» **STATED PROBLEM**: Every entry here needs to be repeated exactly.

» **WORKING DATA**:
_ _ _ _ _

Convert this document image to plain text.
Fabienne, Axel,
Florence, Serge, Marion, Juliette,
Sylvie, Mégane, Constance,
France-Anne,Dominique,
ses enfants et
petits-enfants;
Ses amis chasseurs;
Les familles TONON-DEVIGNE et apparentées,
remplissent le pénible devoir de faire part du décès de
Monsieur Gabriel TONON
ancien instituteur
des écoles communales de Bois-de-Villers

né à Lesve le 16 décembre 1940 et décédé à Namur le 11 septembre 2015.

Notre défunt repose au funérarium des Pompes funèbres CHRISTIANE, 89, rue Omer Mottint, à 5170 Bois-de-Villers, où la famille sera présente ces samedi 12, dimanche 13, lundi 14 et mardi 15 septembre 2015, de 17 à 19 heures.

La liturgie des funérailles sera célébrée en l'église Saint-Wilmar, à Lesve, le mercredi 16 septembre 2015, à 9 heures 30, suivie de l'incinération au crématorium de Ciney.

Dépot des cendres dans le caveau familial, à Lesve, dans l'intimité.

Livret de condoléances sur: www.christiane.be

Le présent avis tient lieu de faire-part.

_ _ _ _ _

» **WRITTEN ANSWER**:
Convert this document image to plain text.
Fabienne, Axel,
Florence, Serge, Marion, Juliette,
Sylvie, Mégane, Constance,
France-Anne,Dominique,
ses enfants et
petits-enfants;
Ses amis chasseurs;
Les familles TONON-DEVIGNE et apparentées,
remplissent le pénible devoir de faire part du décès de
Monsieur Gabriel TONON
ancien instituteur
des écoles communales de Bois-de-Villers

né à Lesve le 16 décembre 1940 et décédé à Namur le 11 septembre 2015.

Notre défunt repose au funérarium des Pompes funèbres CHRISTIANE, 89, rue Omer Mottint, à 5170 Bois-de-Villers, où la famille sera présente ces samedi 12, dimanche 13, lundi 14 et mardi 15 septembre 2015, de 17 à 19 heures.

La liturgie des funérailles sera célébrée en l'église Saint-Wilmar, à Lesve, le mercredi 16 septembre 2015, à 9 heures 30, suivie de l'incinération au crématorium de Ciney.

Dépot des cendres dans le caveau familial, à Lesve, dans l'intimité.

Livret de condoléances sur: www.christiane.be

Le présent avis tient lieu de faire-part.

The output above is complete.